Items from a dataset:
::::::::
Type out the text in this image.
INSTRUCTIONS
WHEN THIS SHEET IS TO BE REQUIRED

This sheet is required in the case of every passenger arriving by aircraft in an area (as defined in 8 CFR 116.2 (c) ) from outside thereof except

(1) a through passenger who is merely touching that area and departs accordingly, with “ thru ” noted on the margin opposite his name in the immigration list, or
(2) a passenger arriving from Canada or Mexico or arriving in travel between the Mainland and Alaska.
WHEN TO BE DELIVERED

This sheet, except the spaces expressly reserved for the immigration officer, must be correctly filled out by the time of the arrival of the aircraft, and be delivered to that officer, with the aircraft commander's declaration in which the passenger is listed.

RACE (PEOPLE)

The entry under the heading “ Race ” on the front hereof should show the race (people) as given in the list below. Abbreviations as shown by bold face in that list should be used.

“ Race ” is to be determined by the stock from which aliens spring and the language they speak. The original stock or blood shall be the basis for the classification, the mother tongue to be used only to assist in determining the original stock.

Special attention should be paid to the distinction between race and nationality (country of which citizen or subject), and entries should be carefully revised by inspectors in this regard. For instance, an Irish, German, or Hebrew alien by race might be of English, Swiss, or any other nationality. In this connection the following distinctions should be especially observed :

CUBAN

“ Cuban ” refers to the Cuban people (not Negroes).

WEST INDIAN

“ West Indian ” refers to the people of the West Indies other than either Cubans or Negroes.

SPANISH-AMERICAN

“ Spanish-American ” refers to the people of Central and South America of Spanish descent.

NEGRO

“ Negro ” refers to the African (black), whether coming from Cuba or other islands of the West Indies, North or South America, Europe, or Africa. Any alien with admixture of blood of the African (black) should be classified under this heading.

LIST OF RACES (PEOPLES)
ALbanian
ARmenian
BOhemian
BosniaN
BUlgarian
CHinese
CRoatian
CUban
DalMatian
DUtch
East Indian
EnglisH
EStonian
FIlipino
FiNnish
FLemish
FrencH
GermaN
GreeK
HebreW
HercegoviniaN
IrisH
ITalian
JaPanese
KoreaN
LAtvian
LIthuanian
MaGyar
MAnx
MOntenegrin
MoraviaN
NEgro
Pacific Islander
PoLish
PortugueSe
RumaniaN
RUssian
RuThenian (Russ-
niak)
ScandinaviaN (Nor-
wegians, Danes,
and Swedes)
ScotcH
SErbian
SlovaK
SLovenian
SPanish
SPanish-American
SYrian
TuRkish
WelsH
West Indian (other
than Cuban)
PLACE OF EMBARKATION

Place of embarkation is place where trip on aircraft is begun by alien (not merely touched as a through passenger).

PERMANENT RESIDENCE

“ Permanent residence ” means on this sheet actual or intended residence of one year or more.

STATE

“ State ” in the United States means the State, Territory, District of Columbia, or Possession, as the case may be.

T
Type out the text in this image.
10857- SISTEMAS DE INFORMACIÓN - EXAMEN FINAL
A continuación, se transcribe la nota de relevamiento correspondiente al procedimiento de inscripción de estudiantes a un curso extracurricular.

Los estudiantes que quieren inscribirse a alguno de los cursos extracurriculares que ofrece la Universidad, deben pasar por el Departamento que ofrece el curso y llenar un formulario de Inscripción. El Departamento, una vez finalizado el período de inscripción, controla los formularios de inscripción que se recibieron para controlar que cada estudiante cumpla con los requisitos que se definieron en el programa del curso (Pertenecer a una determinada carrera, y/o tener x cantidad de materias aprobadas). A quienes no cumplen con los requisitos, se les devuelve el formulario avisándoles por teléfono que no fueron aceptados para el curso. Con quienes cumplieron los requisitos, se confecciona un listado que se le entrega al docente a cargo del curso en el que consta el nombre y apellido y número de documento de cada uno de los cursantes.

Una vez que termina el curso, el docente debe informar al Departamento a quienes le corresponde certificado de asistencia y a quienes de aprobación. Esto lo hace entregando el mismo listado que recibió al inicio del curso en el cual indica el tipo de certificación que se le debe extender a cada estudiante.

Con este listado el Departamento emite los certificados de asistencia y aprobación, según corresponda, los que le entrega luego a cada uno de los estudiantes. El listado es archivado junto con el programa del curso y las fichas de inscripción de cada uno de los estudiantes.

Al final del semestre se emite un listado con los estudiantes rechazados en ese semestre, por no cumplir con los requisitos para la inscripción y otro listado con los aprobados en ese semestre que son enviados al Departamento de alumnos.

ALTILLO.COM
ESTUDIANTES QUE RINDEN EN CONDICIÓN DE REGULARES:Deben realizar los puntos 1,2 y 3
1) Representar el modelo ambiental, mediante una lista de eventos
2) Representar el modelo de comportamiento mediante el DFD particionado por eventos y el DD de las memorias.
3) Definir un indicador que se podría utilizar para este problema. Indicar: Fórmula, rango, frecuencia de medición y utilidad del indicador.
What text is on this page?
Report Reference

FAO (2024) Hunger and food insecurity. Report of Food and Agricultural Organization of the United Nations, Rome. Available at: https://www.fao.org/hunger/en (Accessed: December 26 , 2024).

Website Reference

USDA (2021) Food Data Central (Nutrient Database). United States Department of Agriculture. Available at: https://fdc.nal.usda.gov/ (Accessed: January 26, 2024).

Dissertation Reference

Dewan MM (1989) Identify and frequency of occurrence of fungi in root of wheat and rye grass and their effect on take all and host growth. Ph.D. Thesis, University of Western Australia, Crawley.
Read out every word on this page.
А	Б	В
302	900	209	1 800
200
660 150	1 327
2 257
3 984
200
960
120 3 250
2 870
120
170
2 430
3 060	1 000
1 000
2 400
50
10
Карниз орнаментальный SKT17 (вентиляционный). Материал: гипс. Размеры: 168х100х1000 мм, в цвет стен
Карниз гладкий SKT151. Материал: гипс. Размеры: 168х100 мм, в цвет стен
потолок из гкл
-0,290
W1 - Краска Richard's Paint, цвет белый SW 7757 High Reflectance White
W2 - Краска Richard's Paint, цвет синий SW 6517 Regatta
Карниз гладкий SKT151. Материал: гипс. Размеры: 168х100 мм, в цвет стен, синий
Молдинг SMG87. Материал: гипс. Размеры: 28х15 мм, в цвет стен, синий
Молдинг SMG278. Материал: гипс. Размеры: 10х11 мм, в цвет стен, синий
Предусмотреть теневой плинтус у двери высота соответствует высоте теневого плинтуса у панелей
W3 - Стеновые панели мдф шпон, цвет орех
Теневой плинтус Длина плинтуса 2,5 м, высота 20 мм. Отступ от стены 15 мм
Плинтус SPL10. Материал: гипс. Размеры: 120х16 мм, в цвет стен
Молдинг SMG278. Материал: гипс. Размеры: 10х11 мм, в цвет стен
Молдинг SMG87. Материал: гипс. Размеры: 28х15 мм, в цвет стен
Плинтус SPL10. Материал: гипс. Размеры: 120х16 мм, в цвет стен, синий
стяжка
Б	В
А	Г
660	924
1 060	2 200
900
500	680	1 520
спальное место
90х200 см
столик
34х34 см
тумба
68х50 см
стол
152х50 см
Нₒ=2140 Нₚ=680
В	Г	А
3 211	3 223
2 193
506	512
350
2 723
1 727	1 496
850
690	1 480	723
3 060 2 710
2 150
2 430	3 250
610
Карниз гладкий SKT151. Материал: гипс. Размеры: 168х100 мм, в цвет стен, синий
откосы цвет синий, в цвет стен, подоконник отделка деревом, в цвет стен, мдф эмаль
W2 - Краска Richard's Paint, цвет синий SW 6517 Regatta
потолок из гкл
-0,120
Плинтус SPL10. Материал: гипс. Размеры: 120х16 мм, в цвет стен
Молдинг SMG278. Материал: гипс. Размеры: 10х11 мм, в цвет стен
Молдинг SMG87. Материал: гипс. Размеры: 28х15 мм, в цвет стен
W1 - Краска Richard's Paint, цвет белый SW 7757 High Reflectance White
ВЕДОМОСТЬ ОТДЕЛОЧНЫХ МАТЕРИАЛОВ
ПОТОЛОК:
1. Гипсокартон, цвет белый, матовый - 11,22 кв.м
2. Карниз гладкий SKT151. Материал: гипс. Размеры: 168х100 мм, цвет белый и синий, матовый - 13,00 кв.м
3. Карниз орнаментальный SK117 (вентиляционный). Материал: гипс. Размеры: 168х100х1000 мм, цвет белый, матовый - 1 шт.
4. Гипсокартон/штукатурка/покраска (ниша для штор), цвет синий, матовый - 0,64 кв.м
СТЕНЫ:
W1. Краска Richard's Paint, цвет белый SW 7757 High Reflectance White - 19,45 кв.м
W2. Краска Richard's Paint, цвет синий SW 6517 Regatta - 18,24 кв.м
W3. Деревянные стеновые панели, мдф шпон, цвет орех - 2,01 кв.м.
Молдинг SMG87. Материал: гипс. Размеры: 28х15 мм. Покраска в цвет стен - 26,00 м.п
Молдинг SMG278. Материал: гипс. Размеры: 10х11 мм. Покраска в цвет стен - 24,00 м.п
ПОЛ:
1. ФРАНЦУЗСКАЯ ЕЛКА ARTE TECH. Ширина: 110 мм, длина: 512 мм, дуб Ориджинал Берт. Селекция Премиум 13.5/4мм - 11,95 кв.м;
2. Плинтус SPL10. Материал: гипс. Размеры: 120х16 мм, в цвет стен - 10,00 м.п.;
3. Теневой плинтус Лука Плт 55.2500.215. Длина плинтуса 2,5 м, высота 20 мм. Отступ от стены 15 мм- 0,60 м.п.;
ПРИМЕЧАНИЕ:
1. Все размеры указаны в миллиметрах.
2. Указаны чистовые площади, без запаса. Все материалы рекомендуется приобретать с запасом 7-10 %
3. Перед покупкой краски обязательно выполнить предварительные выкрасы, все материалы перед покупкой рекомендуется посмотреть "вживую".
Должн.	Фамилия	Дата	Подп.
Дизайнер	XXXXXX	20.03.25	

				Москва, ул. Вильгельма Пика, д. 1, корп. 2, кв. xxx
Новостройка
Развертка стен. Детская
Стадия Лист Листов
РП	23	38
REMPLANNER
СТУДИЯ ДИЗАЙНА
::::::::
What to do: Which lines hold the string "States"? List them all.

Exercise result:
“ State ” in the United States means the State, Territory, District of Columbia, or Possession, as the case may be.
USDA (2021) Food Data Central (Nutrient Database). United States Department of Agriculture. Available at: https://fdc.nal.usda.gov/ (Accessed: January 26, 2024).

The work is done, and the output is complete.